REQUIRED WORK:
Check each line below for the word "together" and give the number of lines that have it, nothing more.

DATA RECORDS:
□ □ □

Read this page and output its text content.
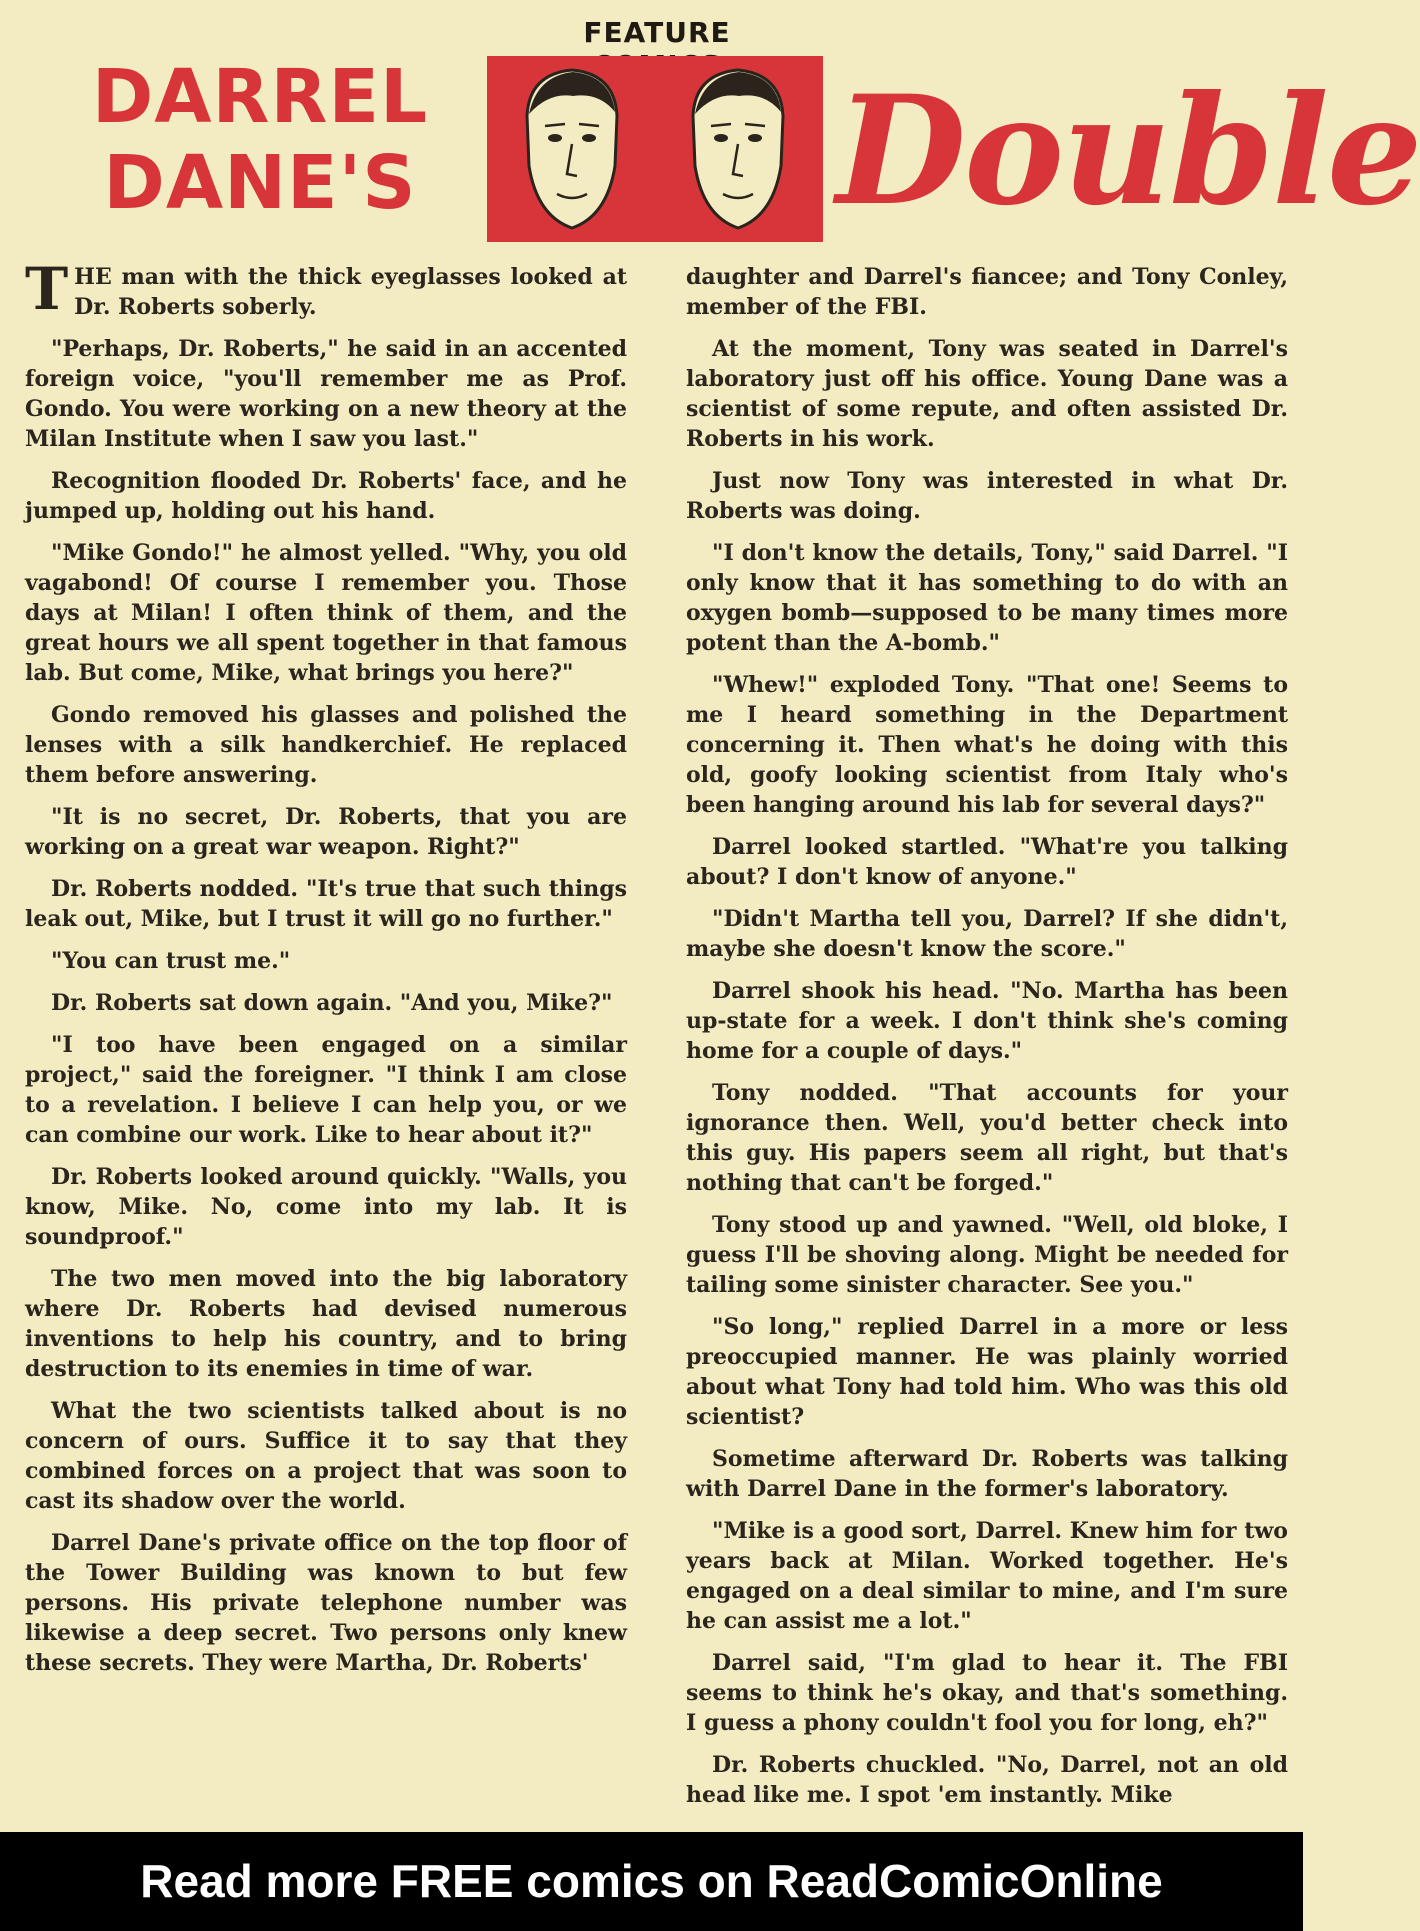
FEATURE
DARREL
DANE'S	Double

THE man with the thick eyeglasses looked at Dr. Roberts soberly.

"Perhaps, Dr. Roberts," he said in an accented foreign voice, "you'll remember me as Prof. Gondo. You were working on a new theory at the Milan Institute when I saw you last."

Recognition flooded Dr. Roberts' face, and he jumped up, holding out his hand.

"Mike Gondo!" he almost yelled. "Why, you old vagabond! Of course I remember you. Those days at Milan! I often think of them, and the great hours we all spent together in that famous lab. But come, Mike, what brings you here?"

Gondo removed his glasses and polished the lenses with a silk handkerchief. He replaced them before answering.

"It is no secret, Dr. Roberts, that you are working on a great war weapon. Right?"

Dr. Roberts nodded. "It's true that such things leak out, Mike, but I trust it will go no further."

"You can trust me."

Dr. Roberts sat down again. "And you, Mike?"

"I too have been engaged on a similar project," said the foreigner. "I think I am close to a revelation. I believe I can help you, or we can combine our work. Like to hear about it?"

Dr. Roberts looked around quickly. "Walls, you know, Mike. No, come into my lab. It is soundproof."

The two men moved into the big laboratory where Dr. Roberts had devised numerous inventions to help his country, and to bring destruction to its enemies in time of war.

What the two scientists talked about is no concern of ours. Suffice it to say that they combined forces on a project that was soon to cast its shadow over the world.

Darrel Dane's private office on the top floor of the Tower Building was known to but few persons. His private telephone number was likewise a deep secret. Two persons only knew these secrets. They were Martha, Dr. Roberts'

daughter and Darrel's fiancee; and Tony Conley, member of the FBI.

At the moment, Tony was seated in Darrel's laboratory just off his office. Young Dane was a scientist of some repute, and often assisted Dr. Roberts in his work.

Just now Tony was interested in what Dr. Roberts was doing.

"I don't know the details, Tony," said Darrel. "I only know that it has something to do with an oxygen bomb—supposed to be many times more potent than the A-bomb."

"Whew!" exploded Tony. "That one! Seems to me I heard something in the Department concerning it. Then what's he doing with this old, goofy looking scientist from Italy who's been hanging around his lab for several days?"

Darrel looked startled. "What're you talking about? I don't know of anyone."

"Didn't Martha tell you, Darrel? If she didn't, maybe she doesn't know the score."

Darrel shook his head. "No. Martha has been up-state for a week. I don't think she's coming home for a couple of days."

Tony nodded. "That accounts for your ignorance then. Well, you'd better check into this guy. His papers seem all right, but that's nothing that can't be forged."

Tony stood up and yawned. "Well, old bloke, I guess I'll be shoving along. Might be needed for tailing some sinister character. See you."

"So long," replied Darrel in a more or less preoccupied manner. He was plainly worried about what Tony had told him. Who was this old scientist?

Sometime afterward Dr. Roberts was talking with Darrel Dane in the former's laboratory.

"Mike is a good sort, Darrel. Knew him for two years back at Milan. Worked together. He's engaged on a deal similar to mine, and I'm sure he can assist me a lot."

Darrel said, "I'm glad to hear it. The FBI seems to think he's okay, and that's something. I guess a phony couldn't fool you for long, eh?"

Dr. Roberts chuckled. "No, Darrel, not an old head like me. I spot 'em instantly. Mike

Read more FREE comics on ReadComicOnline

□ □ □

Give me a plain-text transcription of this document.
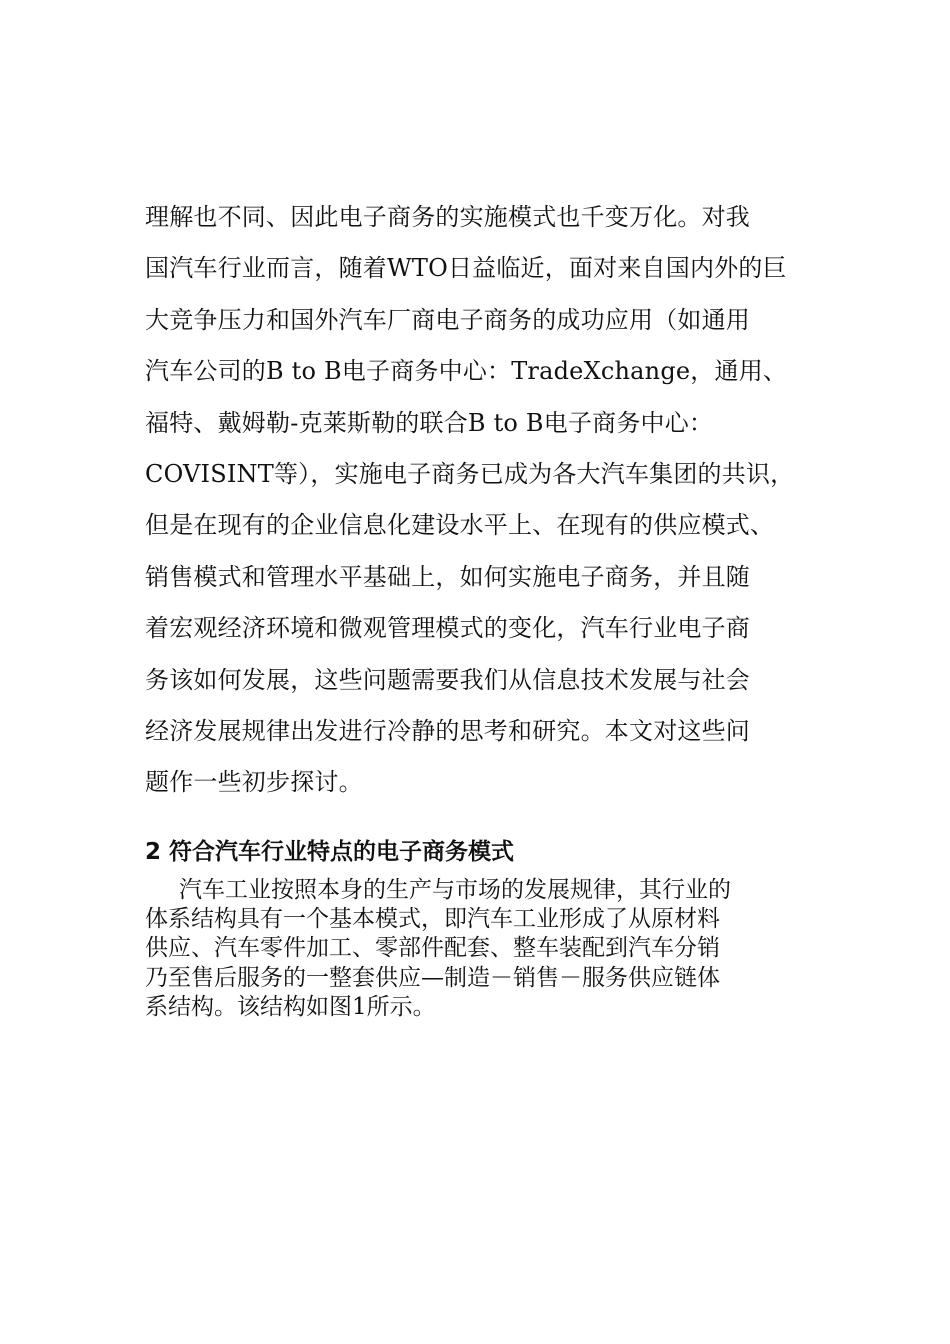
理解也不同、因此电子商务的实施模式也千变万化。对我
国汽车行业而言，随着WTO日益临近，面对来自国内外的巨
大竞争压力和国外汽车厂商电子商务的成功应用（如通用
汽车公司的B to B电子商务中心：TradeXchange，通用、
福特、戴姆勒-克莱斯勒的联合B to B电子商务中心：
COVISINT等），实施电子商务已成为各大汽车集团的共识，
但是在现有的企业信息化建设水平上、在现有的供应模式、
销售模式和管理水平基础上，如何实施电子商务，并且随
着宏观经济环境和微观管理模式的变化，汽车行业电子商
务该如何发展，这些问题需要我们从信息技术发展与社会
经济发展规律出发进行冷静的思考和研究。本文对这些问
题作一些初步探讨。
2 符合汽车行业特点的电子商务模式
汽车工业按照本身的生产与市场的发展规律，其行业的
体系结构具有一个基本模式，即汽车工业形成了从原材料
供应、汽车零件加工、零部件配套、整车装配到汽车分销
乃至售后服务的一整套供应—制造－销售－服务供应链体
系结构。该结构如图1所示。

□ □ □

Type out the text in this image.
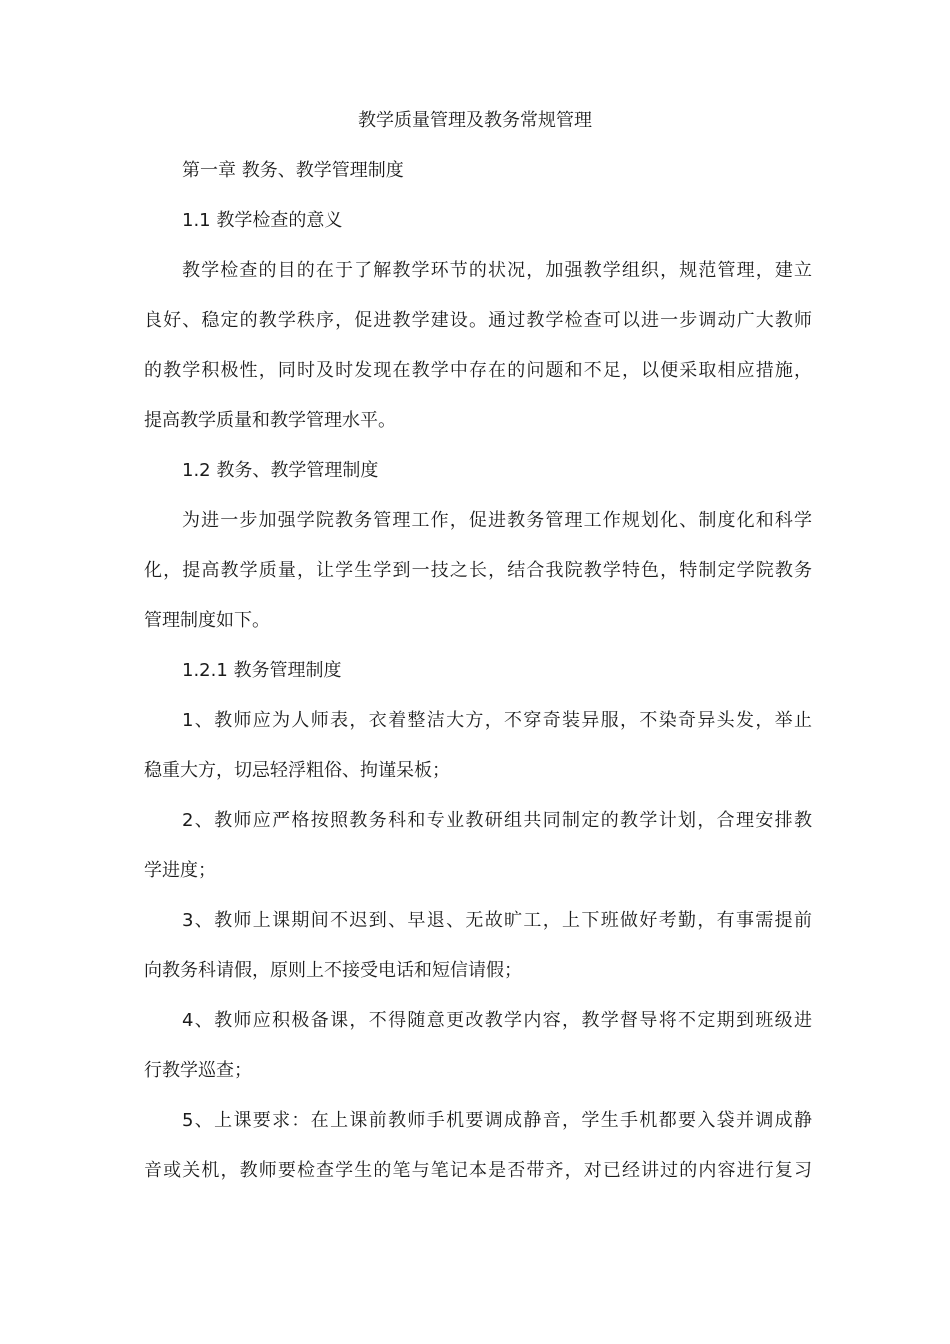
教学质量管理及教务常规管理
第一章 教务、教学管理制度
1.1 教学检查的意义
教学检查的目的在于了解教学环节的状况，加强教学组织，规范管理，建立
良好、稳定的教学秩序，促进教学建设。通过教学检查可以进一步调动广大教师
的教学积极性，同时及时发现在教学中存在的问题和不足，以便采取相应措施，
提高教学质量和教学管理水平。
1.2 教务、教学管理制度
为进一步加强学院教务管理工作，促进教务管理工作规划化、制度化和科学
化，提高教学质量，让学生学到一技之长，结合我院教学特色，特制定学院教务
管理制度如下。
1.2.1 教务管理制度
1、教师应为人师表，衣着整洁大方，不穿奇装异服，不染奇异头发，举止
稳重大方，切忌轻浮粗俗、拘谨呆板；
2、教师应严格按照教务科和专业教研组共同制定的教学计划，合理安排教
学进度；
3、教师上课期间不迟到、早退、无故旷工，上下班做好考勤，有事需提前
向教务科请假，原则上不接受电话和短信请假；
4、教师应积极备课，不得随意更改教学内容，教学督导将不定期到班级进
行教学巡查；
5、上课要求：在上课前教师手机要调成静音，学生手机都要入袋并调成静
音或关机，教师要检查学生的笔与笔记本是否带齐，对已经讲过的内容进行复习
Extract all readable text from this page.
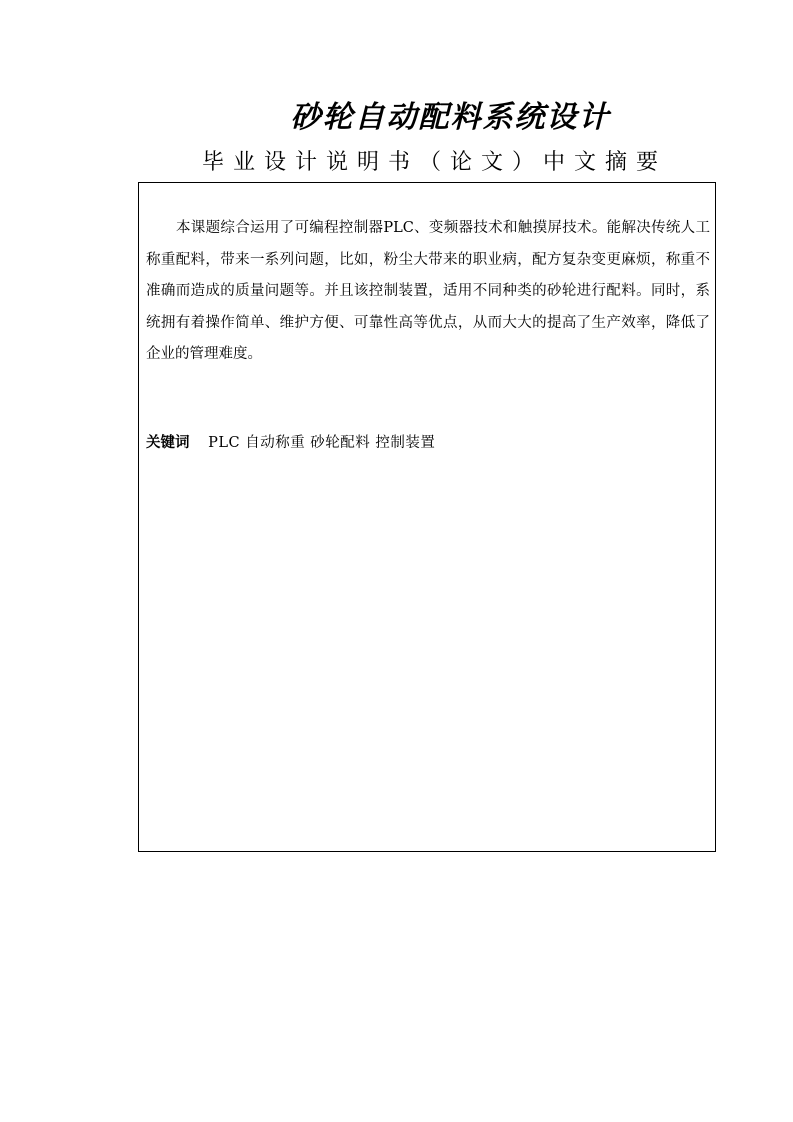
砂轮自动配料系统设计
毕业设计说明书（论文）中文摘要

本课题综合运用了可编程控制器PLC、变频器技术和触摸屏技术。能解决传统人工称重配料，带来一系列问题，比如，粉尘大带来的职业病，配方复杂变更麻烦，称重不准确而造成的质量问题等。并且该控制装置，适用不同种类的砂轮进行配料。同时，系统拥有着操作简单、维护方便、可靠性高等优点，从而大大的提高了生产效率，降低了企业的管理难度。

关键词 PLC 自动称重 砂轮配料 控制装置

□ □ □

COMPLETED TASK:
2